Set down each line of the material that follows, exactly, with no pictures.

- Material provided -
>>>>
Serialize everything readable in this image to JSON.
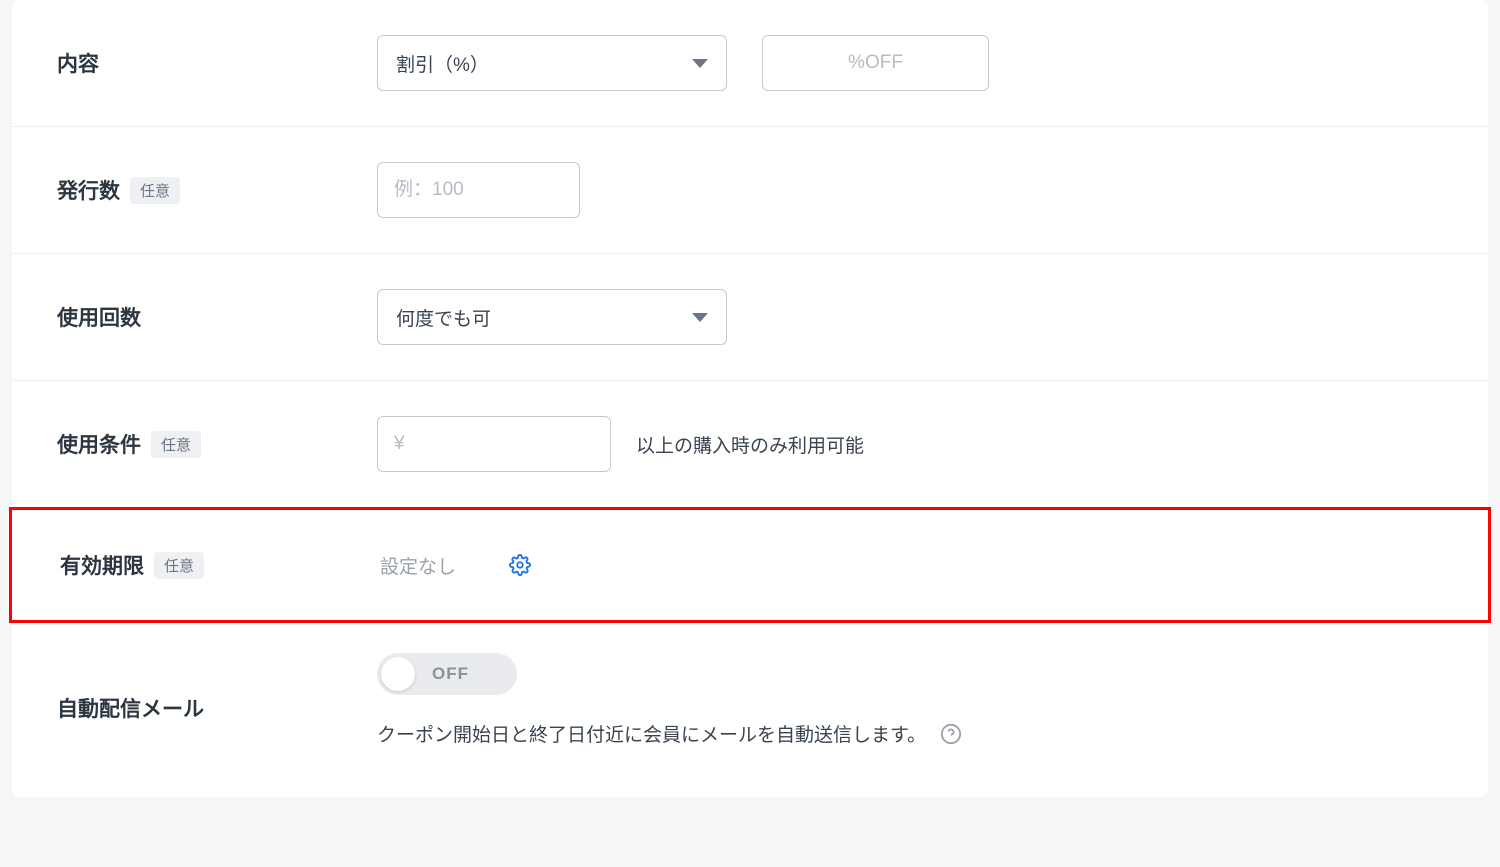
{
  "rows": {
    "content": {
      "label": "内容",
      "select_value": "割引（%）",
      "percent_placeholder": "%OFF"
    },
    "issue_count": {
      "label": "発行数",
      "badge": "任意",
      "placeholder": "例：100"
    },
    "usage_count": {
      "label": "使用回数",
      "select_value": "何度でも可"
    },
    "usage_condition": {
      "label": "使用条件",
      "badge": "任意",
      "placeholder": "¥",
      "suffix": "以上の購入時のみ利用可能"
    },
    "expiration": {
      "label": "有効期限",
      "badge": "任意",
      "value": "設定なし"
    },
    "auto_mail": {
      "label": "自動配信メール",
      "toggle_state": "OFF",
      "help": "クーポン開始日と終了日付近に会員にメールを自動送信します。"
    }
  }
}
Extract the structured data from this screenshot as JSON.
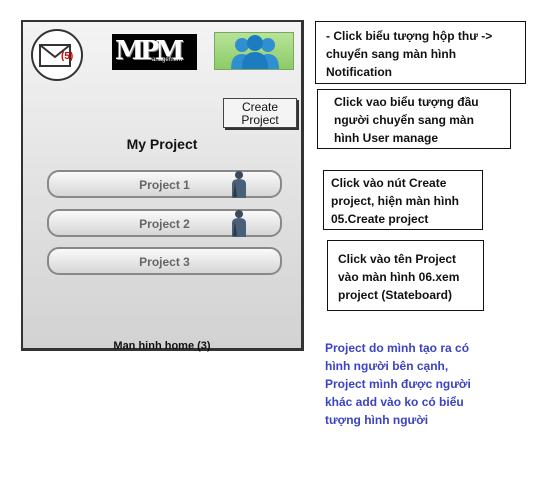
{
  "phone": {
    "mail_count": "(5)",
    "logo_text": "MPM",
    "logo_subtext": "anagement",
    "create_button_label": "Create\nProject",
    "page_title": "My Project",
    "projects": [
      {
        "label": "Project 1",
        "has_person": true
      },
      {
        "label": "Project 2",
        "has_person": true
      },
      {
        "label": "Project 3",
        "has_person": false
      }
    ],
    "screen_caption": "Man hinh home (3)"
  },
  "notes": {
    "mail_note": "- Click biểu tượng hộp thư -> chuyển sang màn hình Notification",
    "users_note": "Click vao biểu tượng đầu người chuyển sang màn hình User manage",
    "create_note": "Click vào nút Create project, hiện màn hình 05.Create project",
    "project_note": "Click vào tên Project vào màn hình 06.xem project (Stateboard)",
    "owner_note": "Project do mình tạo ra có hình người bên cạnh, Project mình được người khác add vào ko có biểu tượng hình người"
  },
  "colors": {
    "accent_blue": "#3b43c4",
    "mail_count": "#dd0000",
    "users_button": "#8ccb66"
  }
}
<<<<
- In response -
Serialize everything readable in this image to JSON.
{
  "rows": {
    "content": {
      "label": "内容",
      "select_value": "割引（%）",
      "percent_placeholder": "%OFF"
    },
    "issue_count": {
      "label": "発行数",
      "badge": "任意",
      "placeholder": "例：100"
    },
    "usage_count": {
      "label": "使用回数",
      "select_value": "何度でも可"
    },
    "usage_condition": {
      "label": "使用条件",
      "badge": "任意",
      "placeholder": "¥",
      "suffix": "以上の購入時のみ利用可能"
    },
    "expiration": {
      "label": "有効期限",
      "badge": "任意",
      "value": "設定なし"
    },
    "auto_mail": {
      "label": "自動配信メール",
      "toggle_state": "OFF",
      "help": "クーポン開始日と終了日付近に会員にメールを自動送信します。"
    }
  }
}
Extract the structured data from this screenshot as JSON.
{
  "phone": {
    "mail_count": "(5)",
    "logo_text": "MPM",
    "logo_subtext": "anagement",
    "create_button_label": "Create\nProject",
    "page_title": "My Project",
    "projects": [
      {
        "label": "Project 1",
        "has_person": true
      },
      {
        "label": "Project 2",
        "has_person": true
      },
      {
        "label": "Project 3",
        "has_person": false
      }
    ],
    "screen_caption": "Man hinh home (3)"
  },
  "notes": {
    "mail_note": "- Click biểu tượng hộp thư -> chuyển sang màn hình Notification",
    "users_note": "Click vao biểu tượng đầu người chuyển sang màn hình User manage",
    "create_note": "Click vào nút Create project, hiện màn hình 05.Create project",
    "project_note": "Click vào tên Project vào màn hình 06.xem project (Stateboard)",
    "owner_note": "Project do mình tạo ra có hình người bên cạnh, Project mình được người khác add vào ko có biểu tượng hình người"
  },
  "colors": {
    "accent_blue": "#3b43c4",
    "mail_count": "#dd0000",
    "users_button": "#8ccb66"
  }
}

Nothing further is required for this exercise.